▶ **What to produce**: Which lines hold the word "change"? Copy each one.

▶ **Dataset listings of figures**:
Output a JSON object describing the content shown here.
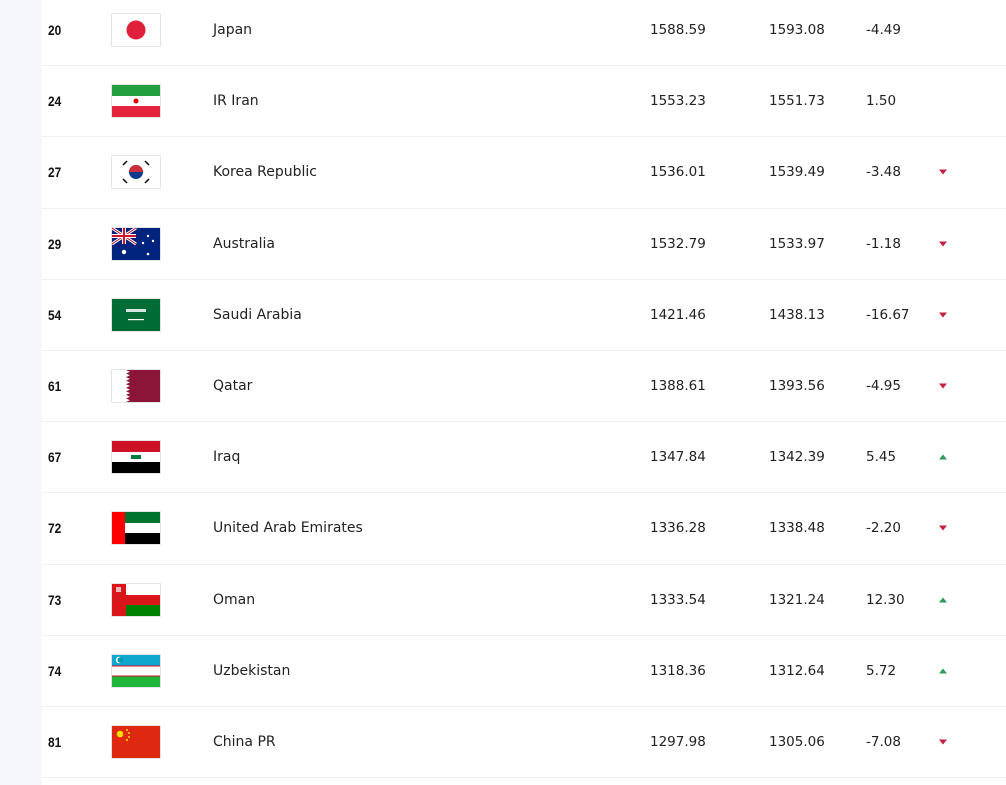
{
  "colors": {
    "down": "#c4203f",
    "up": "#2e9a5d",
    "sidebar": "#f6f7fb"
  },
  "rows": [
    {
      "rank": "20",
      "flag": "japan-flag",
      "name": "Japan",
      "points": "1588.59",
      "previous": "1593.08",
      "change": "-4.49",
      "trend": "none"
    },
    {
      "rank": "24",
      "flag": "iran-flag",
      "name": "IR Iran",
      "points": "1553.23",
      "previous": "1551.73",
      "change": "1.50",
      "trend": "none"
    },
    {
      "rank": "27",
      "flag": "korea-flag",
      "name": "Korea Republic",
      "points": "1536.01",
      "previous": "1539.49",
      "change": "-3.48",
      "trend": "down"
    },
    {
      "rank": "29",
      "flag": "australia-flag",
      "name": "Australia",
      "points": "1532.79",
      "previous": "1533.97",
      "change": "-1.18",
      "trend": "down"
    },
    {
      "rank": "54",
      "flag": "saudi-arabia-flag",
      "name": "Saudi Arabia",
      "points": "1421.46",
      "previous": "1438.13",
      "change": "-16.67",
      "trend": "down"
    },
    {
      "rank": "61",
      "flag": "qatar-flag",
      "name": "Qatar",
      "points": "1388.61",
      "previous": "1393.56",
      "change": "-4.95",
      "trend": "down"
    },
    {
      "rank": "67",
      "flag": "iraq-flag",
      "name": "Iraq",
      "points": "1347.84",
      "previous": "1342.39",
      "change": "5.45",
      "trend": "up"
    },
    {
      "rank": "72",
      "flag": "uae-flag",
      "name": "United Arab Emirates",
      "points": "1336.28",
      "previous": "1338.48",
      "change": "-2.20",
      "trend": "down"
    },
    {
      "rank": "73",
      "flag": "oman-flag",
      "name": "Oman",
      "points": "1333.54",
      "previous": "1321.24",
      "change": "12.30",
      "trend": "up"
    },
    {
      "rank": "74",
      "flag": "uzbekistan-flag",
      "name": "Uzbekistan",
      "points": "1318.36",
      "previous": "1312.64",
      "change": "5.72",
      "trend": "up"
    },
    {
      "rank": "81",
      "flag": "china-flag",
      "name": "China PR",
      "points": "1297.98",
      "previous": "1305.06",
      "change": "-7.08",
      "trend": "down"
    }
  ]
}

▶ **Result of this exercise**:
      "change": "-4.49",
      "change": "1.50",
      "change": "-3.48",
      "change": "-1.18",
      "change": "-16.67",
      "change": "-4.95",
      "change": "5.45",
      "change": "-2.20",
      "change": "12.30",
      "change": "5.72",
      "change": "-7.08",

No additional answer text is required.